Material shown:
___
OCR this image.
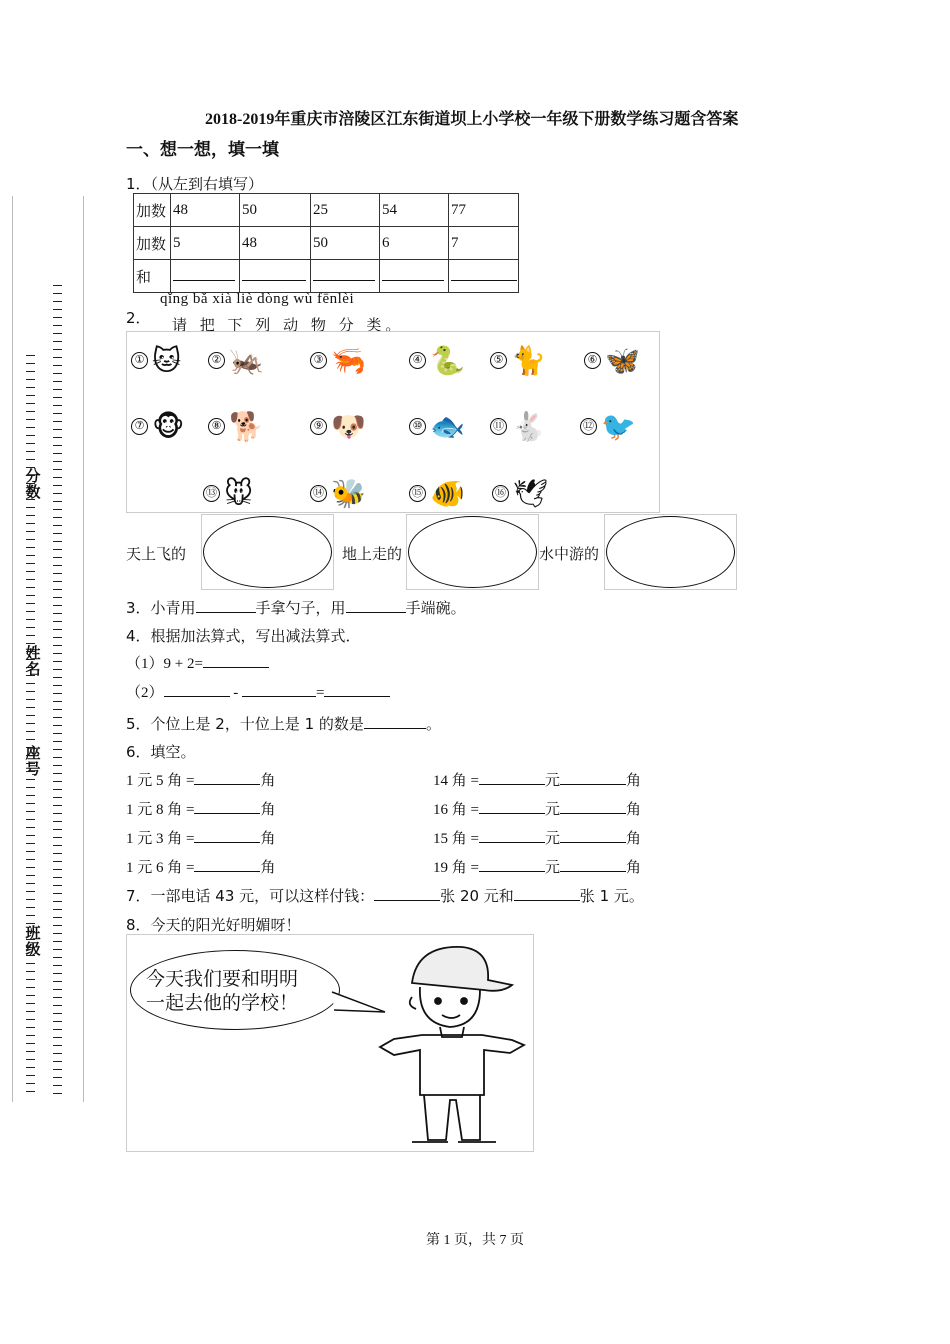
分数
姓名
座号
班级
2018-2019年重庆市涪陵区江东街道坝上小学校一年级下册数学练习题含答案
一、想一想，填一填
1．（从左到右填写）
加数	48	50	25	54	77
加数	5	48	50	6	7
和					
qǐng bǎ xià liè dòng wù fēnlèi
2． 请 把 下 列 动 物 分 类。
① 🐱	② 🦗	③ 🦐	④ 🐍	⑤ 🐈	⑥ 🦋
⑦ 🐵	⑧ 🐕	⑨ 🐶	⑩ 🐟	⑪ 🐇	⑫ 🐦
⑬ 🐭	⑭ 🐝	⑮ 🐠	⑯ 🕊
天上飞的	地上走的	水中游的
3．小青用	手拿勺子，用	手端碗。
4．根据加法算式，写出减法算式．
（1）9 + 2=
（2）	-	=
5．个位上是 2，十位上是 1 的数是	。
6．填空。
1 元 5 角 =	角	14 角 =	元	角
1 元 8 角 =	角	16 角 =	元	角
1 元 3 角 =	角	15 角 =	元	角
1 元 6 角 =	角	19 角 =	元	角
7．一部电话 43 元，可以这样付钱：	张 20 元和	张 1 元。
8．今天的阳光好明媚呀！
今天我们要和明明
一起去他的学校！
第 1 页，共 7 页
___
Direction: Each entry must be retyped word for word, with every image omitted.

Exercise answer:
OCR this image.
分数
姓名
座号
班级
2018-2019年重庆市涪陵区江东街道坝上小学校一年级下册数学练习题含答案
一、想一想，填一填
1．（从左到右填写）
加数	48	50	25	54	77
加数	5	48	50	6	7
和					
qǐng bǎ xià liè dòng wù fēnlèi
2． 请 把 下 列 动 物 分 类。
① 🐱	② 🦗	③ 🦐	④ 🐍	⑤ 🐈	⑥ 🦋
⑦ 🐵	⑧ 🐕	⑨ 🐶	⑩ 🐟	⑪ 🐇	⑫ 🐦
⑬ 🐭	⑭ 🐝	⑮ 🐠	⑯ 🕊
天上飞的	地上走的	水中游的
3．小青用	手拿勺子，用	手端碗。
4．根据加法算式，写出减法算式．
（1）9 + 2=
（2）	-	=
5．个位上是 2，十位上是 1 的数是	。
6．填空。
1 元 5 角 =	角	14 角 =	元	角
1 元 8 角 =	角	16 角 =	元	角
1 元 3 角 =	角	15 角 =	元	角
1 元 6 角 =	角	19 角 =	元	角
7．一部电话 43 元，可以这样付钱：	张 20 元和	张 1 元。
8．今天的阳光好明媚呀！
今天我们要和明明
一起去他的学校！
第 1 页，共 7 页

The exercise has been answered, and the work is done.